==== Records provided ====
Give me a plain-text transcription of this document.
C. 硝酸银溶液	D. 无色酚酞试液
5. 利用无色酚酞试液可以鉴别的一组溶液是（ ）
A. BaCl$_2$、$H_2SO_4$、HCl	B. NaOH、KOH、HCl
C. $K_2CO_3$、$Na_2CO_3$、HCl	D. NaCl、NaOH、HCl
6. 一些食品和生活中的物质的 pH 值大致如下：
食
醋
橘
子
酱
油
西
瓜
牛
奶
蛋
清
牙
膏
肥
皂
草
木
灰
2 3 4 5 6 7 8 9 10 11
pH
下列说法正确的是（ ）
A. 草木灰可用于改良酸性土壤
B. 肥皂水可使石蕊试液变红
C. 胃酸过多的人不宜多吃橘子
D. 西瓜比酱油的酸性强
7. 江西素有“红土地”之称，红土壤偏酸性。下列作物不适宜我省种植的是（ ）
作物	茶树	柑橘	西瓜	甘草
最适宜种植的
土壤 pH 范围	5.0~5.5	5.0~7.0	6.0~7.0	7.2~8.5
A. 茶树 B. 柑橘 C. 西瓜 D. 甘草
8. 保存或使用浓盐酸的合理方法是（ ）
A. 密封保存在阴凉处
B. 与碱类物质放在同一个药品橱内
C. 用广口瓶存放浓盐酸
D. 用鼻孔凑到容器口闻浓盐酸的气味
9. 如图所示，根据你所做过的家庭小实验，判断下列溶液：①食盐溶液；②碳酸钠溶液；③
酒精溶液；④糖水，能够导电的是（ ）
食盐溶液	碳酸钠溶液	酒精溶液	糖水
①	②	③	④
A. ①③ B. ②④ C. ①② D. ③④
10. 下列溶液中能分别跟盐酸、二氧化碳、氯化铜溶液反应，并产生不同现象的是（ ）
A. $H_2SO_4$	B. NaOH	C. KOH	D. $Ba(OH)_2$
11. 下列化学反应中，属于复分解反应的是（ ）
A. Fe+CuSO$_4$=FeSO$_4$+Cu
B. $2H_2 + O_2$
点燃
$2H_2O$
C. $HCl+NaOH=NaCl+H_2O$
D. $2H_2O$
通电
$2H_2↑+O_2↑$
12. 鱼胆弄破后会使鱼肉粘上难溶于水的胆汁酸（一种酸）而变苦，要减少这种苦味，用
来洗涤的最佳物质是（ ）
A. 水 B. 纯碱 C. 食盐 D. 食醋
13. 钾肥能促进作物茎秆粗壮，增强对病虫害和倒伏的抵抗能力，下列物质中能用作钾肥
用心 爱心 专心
====
> Goal
Gather every line from the listing above in which the word "NaCl" appears.

> Written reply
C. $K_2CO_3$、$Na_2CO_3$、HCl	D. NaCl、NaOH、HCl
C. $HCl+NaOH=NaCl+H_2O$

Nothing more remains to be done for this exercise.